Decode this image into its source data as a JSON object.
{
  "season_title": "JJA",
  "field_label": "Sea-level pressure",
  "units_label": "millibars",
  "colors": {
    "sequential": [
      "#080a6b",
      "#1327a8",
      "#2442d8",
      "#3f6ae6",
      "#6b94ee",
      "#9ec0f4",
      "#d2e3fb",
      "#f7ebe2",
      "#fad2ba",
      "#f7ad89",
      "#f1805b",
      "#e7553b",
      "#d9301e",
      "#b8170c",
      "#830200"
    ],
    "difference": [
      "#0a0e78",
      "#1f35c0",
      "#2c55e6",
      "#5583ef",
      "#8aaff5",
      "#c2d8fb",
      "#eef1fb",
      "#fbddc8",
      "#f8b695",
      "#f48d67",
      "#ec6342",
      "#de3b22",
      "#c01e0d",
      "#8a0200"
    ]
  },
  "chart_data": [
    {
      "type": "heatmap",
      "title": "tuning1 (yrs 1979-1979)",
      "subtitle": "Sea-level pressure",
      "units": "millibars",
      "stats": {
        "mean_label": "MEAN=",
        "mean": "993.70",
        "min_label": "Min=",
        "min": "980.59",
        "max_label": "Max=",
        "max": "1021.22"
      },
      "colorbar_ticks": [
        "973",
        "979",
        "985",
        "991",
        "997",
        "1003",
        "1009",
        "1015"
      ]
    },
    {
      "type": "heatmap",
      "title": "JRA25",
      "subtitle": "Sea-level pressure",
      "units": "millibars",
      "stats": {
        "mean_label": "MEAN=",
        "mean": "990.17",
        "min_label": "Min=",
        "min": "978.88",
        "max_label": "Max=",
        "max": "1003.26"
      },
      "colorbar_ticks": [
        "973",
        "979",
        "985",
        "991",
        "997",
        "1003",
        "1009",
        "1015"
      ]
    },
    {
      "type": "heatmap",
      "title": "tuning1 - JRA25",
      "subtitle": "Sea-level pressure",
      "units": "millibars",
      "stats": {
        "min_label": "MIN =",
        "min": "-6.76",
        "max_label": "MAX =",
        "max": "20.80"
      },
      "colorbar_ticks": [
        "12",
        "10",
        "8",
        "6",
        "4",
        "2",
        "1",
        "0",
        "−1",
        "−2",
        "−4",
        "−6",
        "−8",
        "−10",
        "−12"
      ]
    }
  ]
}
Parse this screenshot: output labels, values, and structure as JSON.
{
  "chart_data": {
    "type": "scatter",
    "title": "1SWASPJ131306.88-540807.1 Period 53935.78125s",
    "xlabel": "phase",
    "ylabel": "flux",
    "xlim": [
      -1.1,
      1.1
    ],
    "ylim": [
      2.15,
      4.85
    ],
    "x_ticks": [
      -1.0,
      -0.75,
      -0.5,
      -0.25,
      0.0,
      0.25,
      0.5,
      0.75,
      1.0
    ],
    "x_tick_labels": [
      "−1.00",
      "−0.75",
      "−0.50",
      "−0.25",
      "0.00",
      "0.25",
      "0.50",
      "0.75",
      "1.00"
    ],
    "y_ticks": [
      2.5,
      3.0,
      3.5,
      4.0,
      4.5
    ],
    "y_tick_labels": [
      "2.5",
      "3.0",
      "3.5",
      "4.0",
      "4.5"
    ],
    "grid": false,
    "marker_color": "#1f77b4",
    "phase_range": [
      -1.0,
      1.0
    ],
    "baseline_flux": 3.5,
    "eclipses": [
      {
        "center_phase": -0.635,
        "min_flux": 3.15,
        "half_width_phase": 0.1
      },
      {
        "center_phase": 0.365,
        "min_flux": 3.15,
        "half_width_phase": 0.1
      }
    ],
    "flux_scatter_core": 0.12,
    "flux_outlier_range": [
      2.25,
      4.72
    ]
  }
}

□ □ □ □

- WRITTEN TASK -
Return the listing above in its exact form.

- SOLUTION FOR THIS PROBLEM -
Decode this image into its source data as a JSON object.
{
  "season_title": "JJA",
  "field_label": "Sea-level pressure",
  "units_label": "millibars",
  "colors": {
    "sequential": [
      "#080a6b",
      "#1327a8",
      "#2442d8",
      "#3f6ae6",
      "#6b94ee",
      "#9ec0f4",
      "#d2e3fb",
      "#f7ebe2",
      "#fad2ba",
      "#f7ad89",
      "#f1805b",
      "#e7553b",
      "#d9301e",
      "#b8170c",
      "#830200"
    ],
    "difference": [
      "#0a0e78",
      "#1f35c0",
      "#2c55e6",
      "#5583ef",
      "#8aaff5",
      "#c2d8fb",
      "#eef1fb",
      "#fbddc8",
      "#f8b695",
      "#f48d67",
      "#ec6342",
      "#de3b22",
      "#c01e0d",
      "#8a0200"
    ]
  },
  "chart_data": [
    {
      "type": "heatmap",
      "title": "tuning1 (yrs 1979-1979)",
      "subtitle": "Sea-level pressure",
      "units": "millibars",
      "stats": {
        "mean_label": "MEAN=",
        "mean": "993.70",
        "min_label": "Min=",
        "min": "980.59",
        "max_label": "Max=",
        "max": "1021.22"
      },
      "colorbar_ticks": [
        "973",
        "979",
        "985",
        "991",
        "997",
        "1003",
        "1009",
        "1015"
      ]
    },
    {
      "type": "heatmap",
      "title": "JRA25",
      "subtitle": "Sea-level pressure",
      "units": "millibars",
      "stats": {
        "mean_label": "MEAN=",
        "mean": "990.17",
        "min_label": "Min=",
        "min": "978.88",
        "max_label": "Max=",
        "max": "1003.26"
      },
      "colorbar_ticks": [
        "973",
        "979",
        "985",
        "991",
        "997",
        "1003",
        "1009",
        "1015"
      ]
    },
    {
      "type": "heatmap",
      "title": "tuning1 - JRA25",
      "subtitle": "Sea-level pressure",
      "units": "millibars",
      "stats": {
        "min_label": "MIN =",
        "min": "-6.76",
        "max_label": "MAX =",
        "max": "20.80"
      },
      "colorbar_ticks": [
        "12",
        "10",
        "8",
        "6",
        "4",
        "2",
        "1",
        "0",
        "−1",
        "−2",
        "−4",
        "−6",
        "−8",
        "−10",
        "−12"
      ]
    }
  ]
}
Parse this screenshot: output labels, values, and structure as JSON.
{
  "chart_data": {
    "type": "scatter",
    "title": "1SWASPJ131306.88-540807.1 Period 53935.78125s",
    "xlabel": "phase",
    "ylabel": "flux",
    "xlim": [
      -1.1,
      1.1
    ],
    "ylim": [
      2.15,
      4.85
    ],
    "x_ticks": [
      -1.0,
      -0.75,
      -0.5,
      -0.25,
      0.0,
      0.25,
      0.5,
      0.75,
      1.0
    ],
    "x_tick_labels": [
      "−1.00",
      "−0.75",
      "−0.50",
      "−0.25",
      "0.00",
      "0.25",
      "0.50",
      "0.75",
      "1.00"
    ],
    "y_ticks": [
      2.5,
      3.0,
      3.5,
      4.0,
      4.5
    ],
    "y_tick_labels": [
      "2.5",
      "3.0",
      "3.5",
      "4.0",
      "4.5"
    ],
    "grid": false,
    "marker_color": "#1f77b4",
    "phase_range": [
      -1.0,
      1.0
    ],
    "baseline_flux": 3.5,
    "eclipses": [
      {
        "center_phase": -0.635,
        "min_flux": 3.15,
        "half_width_phase": 0.1
      },
      {
        "center_phase": 0.365,
        "min_flux": 3.15,
        "half_width_phase": 0.1
      }
    ],
    "flux_scatter_core": 0.12,
    "flux_outlier_range": [
      2.25,
      4.72
    ]
  }
}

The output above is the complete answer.